§ **Task goal**
Type out every line below exactly as it reads.

Records from a data collection:

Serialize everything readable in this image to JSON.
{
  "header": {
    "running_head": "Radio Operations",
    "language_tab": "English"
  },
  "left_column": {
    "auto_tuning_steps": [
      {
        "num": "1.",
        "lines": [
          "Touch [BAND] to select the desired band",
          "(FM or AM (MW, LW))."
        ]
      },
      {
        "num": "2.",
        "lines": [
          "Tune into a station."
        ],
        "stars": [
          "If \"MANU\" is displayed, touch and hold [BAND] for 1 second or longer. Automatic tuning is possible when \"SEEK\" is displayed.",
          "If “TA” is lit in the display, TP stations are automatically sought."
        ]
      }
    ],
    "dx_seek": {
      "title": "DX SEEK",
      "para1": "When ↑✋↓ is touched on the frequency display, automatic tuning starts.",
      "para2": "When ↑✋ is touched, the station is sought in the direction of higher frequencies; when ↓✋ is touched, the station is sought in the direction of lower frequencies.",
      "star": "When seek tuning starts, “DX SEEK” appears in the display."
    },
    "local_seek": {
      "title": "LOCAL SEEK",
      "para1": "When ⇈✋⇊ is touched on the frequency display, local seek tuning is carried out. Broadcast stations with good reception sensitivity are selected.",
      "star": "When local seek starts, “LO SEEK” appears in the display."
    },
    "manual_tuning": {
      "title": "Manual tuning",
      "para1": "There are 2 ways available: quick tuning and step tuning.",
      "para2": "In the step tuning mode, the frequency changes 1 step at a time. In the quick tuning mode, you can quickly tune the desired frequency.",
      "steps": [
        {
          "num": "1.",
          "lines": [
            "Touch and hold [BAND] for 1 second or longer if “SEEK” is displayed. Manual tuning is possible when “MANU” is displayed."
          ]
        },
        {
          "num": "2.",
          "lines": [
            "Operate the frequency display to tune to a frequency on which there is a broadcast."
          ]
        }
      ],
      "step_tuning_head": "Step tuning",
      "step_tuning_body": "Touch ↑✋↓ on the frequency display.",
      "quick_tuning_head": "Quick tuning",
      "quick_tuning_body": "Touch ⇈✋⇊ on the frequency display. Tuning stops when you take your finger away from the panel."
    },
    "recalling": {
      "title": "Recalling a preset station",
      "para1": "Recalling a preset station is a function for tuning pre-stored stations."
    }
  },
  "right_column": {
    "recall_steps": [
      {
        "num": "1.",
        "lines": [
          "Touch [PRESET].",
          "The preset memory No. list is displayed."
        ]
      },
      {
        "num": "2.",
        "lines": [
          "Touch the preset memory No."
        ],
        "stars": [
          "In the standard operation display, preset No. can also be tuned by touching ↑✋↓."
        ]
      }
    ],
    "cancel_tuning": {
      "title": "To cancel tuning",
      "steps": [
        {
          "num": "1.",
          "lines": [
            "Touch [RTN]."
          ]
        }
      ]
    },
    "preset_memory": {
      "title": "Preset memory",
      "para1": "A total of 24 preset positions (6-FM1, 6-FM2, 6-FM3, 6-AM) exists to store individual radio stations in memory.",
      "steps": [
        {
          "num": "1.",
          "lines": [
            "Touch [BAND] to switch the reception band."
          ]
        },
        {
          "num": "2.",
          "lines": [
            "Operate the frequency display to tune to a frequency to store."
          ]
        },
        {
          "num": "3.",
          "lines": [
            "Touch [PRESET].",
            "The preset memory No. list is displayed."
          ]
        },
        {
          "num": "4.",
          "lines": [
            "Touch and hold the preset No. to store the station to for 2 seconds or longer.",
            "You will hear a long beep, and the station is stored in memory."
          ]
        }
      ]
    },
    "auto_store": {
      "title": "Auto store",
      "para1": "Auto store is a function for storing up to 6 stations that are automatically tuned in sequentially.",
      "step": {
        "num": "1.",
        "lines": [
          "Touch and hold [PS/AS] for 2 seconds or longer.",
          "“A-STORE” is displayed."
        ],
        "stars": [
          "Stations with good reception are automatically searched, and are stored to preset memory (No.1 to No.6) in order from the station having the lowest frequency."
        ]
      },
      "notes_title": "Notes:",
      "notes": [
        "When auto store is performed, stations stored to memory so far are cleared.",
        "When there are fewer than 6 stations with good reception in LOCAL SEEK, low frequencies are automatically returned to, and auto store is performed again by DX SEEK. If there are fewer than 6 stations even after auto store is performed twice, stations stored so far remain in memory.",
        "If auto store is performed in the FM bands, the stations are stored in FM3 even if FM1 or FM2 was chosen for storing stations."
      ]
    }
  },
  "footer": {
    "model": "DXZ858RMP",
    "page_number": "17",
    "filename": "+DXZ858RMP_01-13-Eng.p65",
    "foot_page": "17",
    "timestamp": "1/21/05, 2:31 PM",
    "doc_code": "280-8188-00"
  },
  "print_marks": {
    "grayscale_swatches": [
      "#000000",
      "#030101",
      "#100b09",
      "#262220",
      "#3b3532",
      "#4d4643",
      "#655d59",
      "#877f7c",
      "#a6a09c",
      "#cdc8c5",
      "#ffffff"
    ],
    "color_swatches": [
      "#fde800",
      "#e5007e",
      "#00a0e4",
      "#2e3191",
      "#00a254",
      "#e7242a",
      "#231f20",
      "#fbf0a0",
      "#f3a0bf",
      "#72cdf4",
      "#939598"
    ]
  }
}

§ **Right answer**
Serialize everything readable in this image to JSON.
{
  "header": {
    "running_head": "Radio Operations",
    "language_tab": "English"
  },
  "left_column": {
    "auto_tuning_steps": [
      {
        "num": "1.",
        "lines": [
          "Touch [BAND] to select the desired band",
          "(FM or AM (MW, LW))."
        ]
      },
      {
        "num": "2.",
        "lines": [
          "Tune into a station."
        ],
        "stars": [
          "If \"MANU\" is displayed, touch and hold [BAND] for 1 second or longer. Automatic tuning is possible when \"SEEK\" is displayed.",
          "If “TA” is lit in the display, TP stations are automatically sought."
        ]
      }
    ],
    "dx_seek": {
      "title": "DX SEEK",
      "para1": "When ↑✋↓ is touched on the frequency display, automatic tuning starts.",
      "para2": "When ↑✋ is touched, the station is sought in the direction of higher frequencies; when ↓✋ is touched, the station is sought in the direction of lower frequencies.",
      "star": "When seek tuning starts, “DX SEEK” appears in the display."
    },
    "local_seek": {
      "title": "LOCAL SEEK",
      "para1": "When ⇈✋⇊ is touched on the frequency display, local seek tuning is carried out. Broadcast stations with good reception sensitivity are selected.",
      "star": "When local seek starts, “LO SEEK” appears in the display."
    },
    "manual_tuning": {
      "title": "Manual tuning",
      "para1": "There are 2 ways available: quick tuning and step tuning.",
      "para2": "In the step tuning mode, the frequency changes 1 step at a time. In the quick tuning mode, you can quickly tune the desired frequency.",
      "steps": [
        {
          "num": "1.",
          "lines": [
            "Touch and hold [BAND] for 1 second or longer if “SEEK” is displayed. Manual tuning is possible when “MANU” is displayed."
          ]
        },
        {
          "num": "2.",
          "lines": [
            "Operate the frequency display to tune to a frequency on which there is a broadcast."
          ]
        }
      ],
      "step_tuning_head": "Step tuning",
      "step_tuning_body": "Touch ↑✋↓ on the frequency display.",
      "quick_tuning_head": "Quick tuning",
      "quick_tuning_body": "Touch ⇈✋⇊ on the frequency display. Tuning stops when you take your finger away from the panel."
    },
    "recalling": {
      "title": "Recalling a preset station",
      "para1": "Recalling a preset station is a function for tuning pre-stored stations."
    }
  },
  "right_column": {
    "recall_steps": [
      {
        "num": "1.",
        "lines": [
          "Touch [PRESET].",
          "The preset memory No. list is displayed."
        ]
      },
      {
        "num": "2.",
        "lines": [
          "Touch the preset memory No."
        ],
        "stars": [
          "In the standard operation display, preset No. can also be tuned by touching ↑✋↓."
        ]
      }
    ],
    "cancel_tuning": {
      "title": "To cancel tuning",
      "steps": [
        {
          "num": "1.",
          "lines": [
            "Touch [RTN]."
          ]
        }
      ]
    },
    "preset_memory": {
      "title": "Preset memory",
      "para1": "A total of 24 preset positions (6-FM1, 6-FM2, 6-FM3, 6-AM) exists to store individual radio stations in memory.",
      "steps": [
        {
          "num": "1.",
          "lines": [
            "Touch [BAND] to switch the reception band."
          ]
        },
        {
          "num": "2.",
          "lines": [
            "Operate the frequency display to tune to a frequency to store."
          ]
        },
        {
          "num": "3.",
          "lines": [
            "Touch [PRESET].",
            "The preset memory No. list is displayed."
          ]
        },
        {
          "num": "4.",
          "lines": [
            "Touch and hold the preset No. to store the station to for 2 seconds or longer.",
            "You will hear a long beep, and the station is stored in memory."
          ]
        }
      ]
    },
    "auto_store": {
      "title": "Auto store",
      "para1": "Auto store is a function for storing up to 6 stations that are automatically tuned in sequentially.",
      "step": {
        "num": "1.",
        "lines": [
          "Touch and hold [PS/AS] for 2 seconds or longer.",
          "“A-STORE” is displayed."
        ],
        "stars": [
          "Stations with good reception are automatically searched, and are stored to preset memory (No.1 to No.6) in order from the station having the lowest frequency."
        ]
      },
      "notes_title": "Notes:",
      "notes": [
        "When auto store is performed, stations stored to memory so far are cleared.",
        "When there are fewer than 6 stations with good reception in LOCAL SEEK, low frequencies are automatically returned to, and auto store is performed again by DX SEEK. If there are fewer than 6 stations even after auto store is performed twice, stations stored so far remain in memory.",
        "If auto store is performed in the FM bands, the stations are stored in FM3 even if FM1 or FM2 was chosen for storing stations."
      ]
    }
  },
  "footer": {
    "model": "DXZ858RMP",
    "page_number": "17",
    "filename": "+DXZ858RMP_01-13-Eng.p65",
    "foot_page": "17",
    "timestamp": "1/21/05, 2:31 PM",
    "doc_code": "280-8188-00"
  },
  "print_marks": {
    "grayscale_swatches": [
      "#000000",
      "#030101",
      "#100b09",
      "#262220",
      "#3b3532",
      "#4d4643",
      "#655d59",
      "#877f7c",
      "#a6a09c",
      "#cdc8c5",
      "#ffffff"
    ],
    "color_swatches": [
      "#fde800",
      "#e5007e",
      "#00a0e4",
      "#2e3191",
      "#00a254",
      "#e7242a",
      "#231f20",
      "#fbf0a0",
      "#f3a0bf",
      "#72cdf4",
      "#939598"
    ]
  }
}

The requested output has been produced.